━━━━━ DATA TO USE

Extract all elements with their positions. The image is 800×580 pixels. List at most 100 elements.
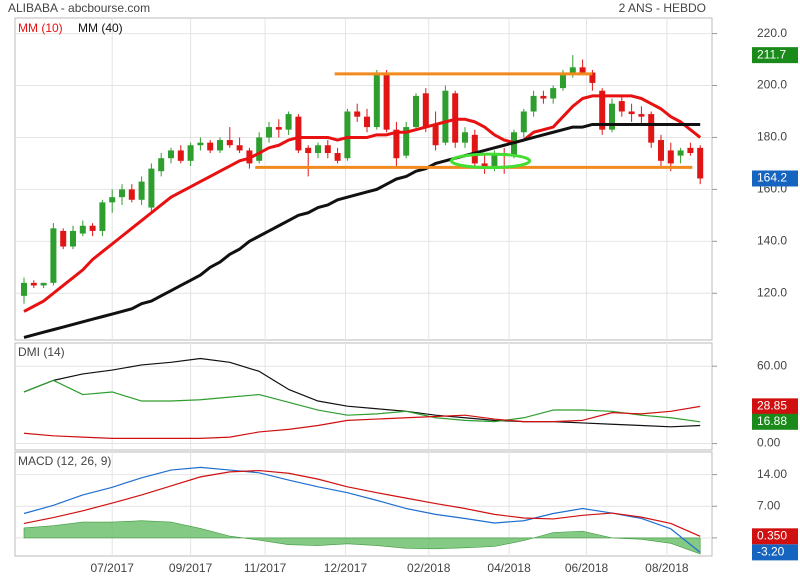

━━━━━━━━━━
━━━━━ DATA TO USE

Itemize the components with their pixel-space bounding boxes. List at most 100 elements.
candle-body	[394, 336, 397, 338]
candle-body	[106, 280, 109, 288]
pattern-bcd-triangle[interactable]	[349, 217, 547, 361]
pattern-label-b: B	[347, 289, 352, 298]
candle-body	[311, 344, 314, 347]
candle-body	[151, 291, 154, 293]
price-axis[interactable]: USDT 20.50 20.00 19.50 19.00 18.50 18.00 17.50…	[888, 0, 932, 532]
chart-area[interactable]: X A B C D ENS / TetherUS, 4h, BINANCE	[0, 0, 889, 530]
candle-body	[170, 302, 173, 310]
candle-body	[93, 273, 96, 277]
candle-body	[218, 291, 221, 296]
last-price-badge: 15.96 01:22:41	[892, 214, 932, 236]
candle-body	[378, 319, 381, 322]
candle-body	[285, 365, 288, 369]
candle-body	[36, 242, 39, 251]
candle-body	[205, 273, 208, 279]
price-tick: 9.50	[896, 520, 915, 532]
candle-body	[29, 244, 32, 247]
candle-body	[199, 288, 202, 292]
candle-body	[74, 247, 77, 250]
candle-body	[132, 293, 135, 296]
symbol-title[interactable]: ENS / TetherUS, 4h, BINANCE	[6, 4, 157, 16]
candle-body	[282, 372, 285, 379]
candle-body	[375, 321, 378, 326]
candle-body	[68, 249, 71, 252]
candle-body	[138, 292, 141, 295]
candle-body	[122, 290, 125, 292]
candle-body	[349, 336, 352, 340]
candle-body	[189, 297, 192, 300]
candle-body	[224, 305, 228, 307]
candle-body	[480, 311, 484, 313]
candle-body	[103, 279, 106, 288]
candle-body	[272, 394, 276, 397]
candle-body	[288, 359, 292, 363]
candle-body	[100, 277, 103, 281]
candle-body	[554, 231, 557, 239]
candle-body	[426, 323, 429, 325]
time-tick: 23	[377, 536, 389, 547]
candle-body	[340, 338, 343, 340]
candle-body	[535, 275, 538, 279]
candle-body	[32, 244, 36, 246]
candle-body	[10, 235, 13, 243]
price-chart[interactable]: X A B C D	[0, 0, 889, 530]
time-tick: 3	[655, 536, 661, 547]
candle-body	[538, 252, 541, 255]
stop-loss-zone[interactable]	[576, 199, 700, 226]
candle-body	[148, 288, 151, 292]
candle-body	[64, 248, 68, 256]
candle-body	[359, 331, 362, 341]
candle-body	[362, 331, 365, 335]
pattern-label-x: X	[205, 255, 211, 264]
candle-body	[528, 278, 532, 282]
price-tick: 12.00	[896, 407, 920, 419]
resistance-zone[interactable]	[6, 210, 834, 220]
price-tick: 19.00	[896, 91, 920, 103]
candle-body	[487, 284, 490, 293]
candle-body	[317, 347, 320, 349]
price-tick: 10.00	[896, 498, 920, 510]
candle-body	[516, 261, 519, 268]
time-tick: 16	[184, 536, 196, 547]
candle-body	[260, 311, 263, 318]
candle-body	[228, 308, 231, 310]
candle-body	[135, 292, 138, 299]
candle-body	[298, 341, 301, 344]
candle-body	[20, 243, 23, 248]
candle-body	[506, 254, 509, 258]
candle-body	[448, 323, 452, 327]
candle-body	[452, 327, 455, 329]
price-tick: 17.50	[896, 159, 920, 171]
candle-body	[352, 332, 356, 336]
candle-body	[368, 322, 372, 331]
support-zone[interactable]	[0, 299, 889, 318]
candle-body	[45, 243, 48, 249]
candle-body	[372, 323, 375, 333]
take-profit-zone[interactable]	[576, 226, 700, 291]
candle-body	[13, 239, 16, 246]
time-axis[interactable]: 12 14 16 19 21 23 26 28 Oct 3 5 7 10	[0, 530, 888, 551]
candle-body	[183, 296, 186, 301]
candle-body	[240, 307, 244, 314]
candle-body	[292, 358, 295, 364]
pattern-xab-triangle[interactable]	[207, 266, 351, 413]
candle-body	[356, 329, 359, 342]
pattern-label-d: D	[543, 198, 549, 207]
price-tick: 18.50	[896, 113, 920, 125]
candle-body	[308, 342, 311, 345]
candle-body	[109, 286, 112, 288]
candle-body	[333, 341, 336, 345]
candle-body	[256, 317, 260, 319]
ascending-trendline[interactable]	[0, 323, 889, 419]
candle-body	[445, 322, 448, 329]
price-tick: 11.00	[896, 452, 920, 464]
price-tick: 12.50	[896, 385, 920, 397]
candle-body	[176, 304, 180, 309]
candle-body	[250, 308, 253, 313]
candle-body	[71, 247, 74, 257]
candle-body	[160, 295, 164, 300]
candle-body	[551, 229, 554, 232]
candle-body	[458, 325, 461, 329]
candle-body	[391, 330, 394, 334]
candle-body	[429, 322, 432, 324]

━━━━━━━━━━
━━━━━ DATA TO USE

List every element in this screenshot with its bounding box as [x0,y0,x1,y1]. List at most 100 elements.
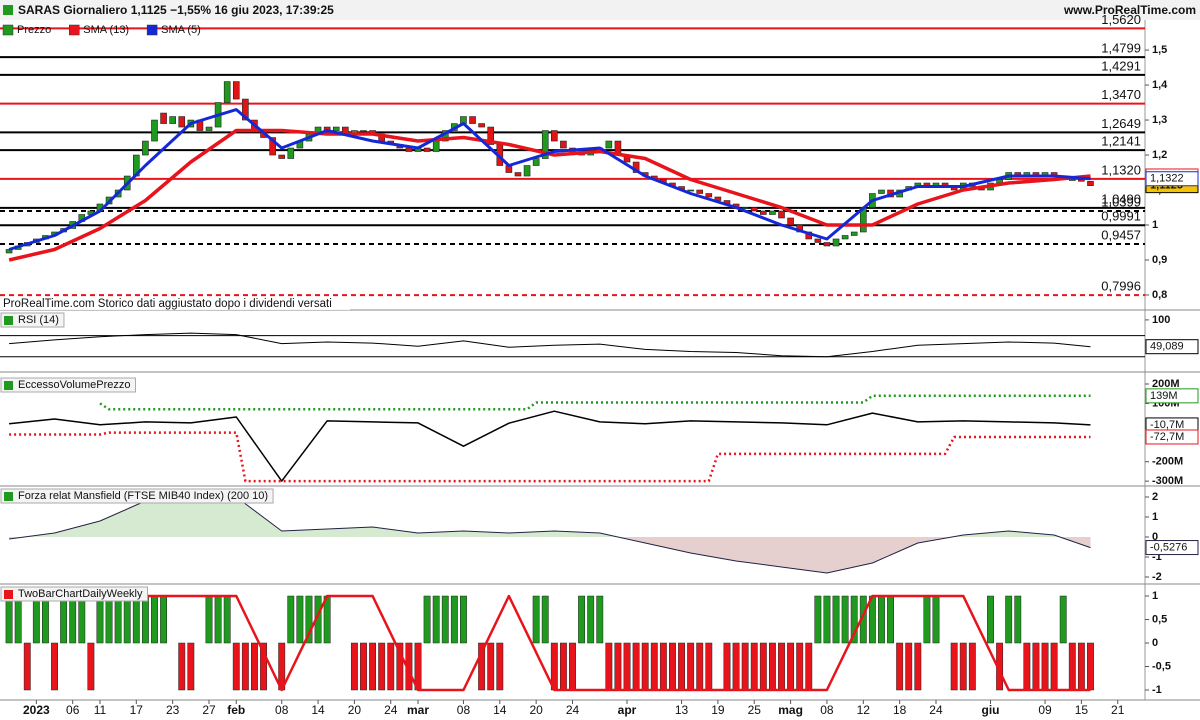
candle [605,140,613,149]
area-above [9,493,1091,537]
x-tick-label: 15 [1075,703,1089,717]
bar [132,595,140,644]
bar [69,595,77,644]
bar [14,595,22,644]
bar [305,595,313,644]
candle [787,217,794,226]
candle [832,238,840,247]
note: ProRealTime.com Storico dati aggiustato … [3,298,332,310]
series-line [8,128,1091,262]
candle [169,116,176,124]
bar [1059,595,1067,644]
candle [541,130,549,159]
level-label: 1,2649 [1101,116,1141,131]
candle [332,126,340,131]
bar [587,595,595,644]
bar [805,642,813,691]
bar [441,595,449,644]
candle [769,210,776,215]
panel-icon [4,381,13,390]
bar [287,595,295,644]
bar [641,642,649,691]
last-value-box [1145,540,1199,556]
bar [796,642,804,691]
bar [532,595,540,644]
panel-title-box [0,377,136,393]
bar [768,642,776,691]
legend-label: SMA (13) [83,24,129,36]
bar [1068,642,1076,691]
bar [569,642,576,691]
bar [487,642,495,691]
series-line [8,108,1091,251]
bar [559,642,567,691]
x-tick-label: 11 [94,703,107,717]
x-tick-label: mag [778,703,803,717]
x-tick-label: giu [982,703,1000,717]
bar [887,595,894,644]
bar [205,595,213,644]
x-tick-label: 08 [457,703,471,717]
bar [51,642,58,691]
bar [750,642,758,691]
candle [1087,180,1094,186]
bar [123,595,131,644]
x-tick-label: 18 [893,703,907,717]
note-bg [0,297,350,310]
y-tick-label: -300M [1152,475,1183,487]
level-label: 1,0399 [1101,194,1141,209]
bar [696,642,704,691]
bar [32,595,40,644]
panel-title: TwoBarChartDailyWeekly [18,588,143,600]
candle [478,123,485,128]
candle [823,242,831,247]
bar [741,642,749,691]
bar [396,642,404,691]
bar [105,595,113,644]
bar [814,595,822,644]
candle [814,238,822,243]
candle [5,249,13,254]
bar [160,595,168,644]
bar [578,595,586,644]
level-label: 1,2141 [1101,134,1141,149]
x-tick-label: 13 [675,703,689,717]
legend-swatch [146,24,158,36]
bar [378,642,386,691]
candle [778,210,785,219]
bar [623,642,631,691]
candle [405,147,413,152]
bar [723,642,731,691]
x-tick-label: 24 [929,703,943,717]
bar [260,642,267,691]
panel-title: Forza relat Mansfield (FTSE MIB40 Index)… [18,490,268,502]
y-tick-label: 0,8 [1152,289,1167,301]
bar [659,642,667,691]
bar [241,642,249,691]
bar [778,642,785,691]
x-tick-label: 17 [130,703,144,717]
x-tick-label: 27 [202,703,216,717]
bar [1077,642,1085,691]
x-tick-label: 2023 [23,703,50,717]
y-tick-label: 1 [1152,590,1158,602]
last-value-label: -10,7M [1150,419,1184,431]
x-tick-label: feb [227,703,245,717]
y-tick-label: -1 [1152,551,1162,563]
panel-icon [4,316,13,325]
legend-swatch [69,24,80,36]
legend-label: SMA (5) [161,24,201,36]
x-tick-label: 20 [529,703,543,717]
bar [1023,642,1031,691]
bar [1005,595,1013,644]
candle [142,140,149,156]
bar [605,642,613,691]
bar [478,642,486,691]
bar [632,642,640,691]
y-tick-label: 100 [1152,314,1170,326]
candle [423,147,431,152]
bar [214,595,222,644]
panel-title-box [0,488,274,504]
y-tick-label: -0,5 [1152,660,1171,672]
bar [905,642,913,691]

━━━━━━━━━━

## DO THIS
Change "series-line" to "trend-line" in the part of the material that opens with the line containing "List every element" and closes with the line containing "x-tick-label: mag [778,703,803,717]", and reproduce those lines with nothing else altered. Leave the pictures out of your answer.

## RESULT OF THE EXERCISE
List every element in this screenshot with its bounding box as [x0,y0,x1,y1]. List at most 100 elements.
candle [605,140,613,149]
area-above [9,493,1091,537]
x-tick-label: 15 [1075,703,1089,717]
bar [132,595,140,644]
bar [69,595,77,644]
bar [14,595,22,644]
bar [305,595,313,644]
candle [787,217,794,226]
candle [832,238,840,247]
note: ProRealTime.com Storico dati aggiustato … [3,298,332,310]
trend-line [8,128,1091,262]
candle [169,116,176,124]
bar [1059,595,1067,644]
candle [541,130,549,159]
level-label: 1,2649 [1101,116,1141,131]
candle [332,126,340,131]
bar [587,595,595,644]
bar [805,642,813,691]
bar [441,595,449,644]
candle [769,210,776,215]
panel-icon [4,381,13,390]
bar [287,595,295,644]
bar [641,642,649,691]
last-value-box [1145,540,1199,556]
bar [796,642,804,691]
bar [532,595,540,644]
panel-title-box [0,377,136,393]
bar [768,642,776,691]
legend-label: SMA (13) [83,24,129,36]
bar [1068,642,1076,691]
bar [569,642,576,691]
bar [487,642,495,691]
trend-line [8,108,1091,251]
bar [559,642,567,691]
x-tick-label: 11 [94,703,107,717]
x-tick-label: mag [778,703,803,717]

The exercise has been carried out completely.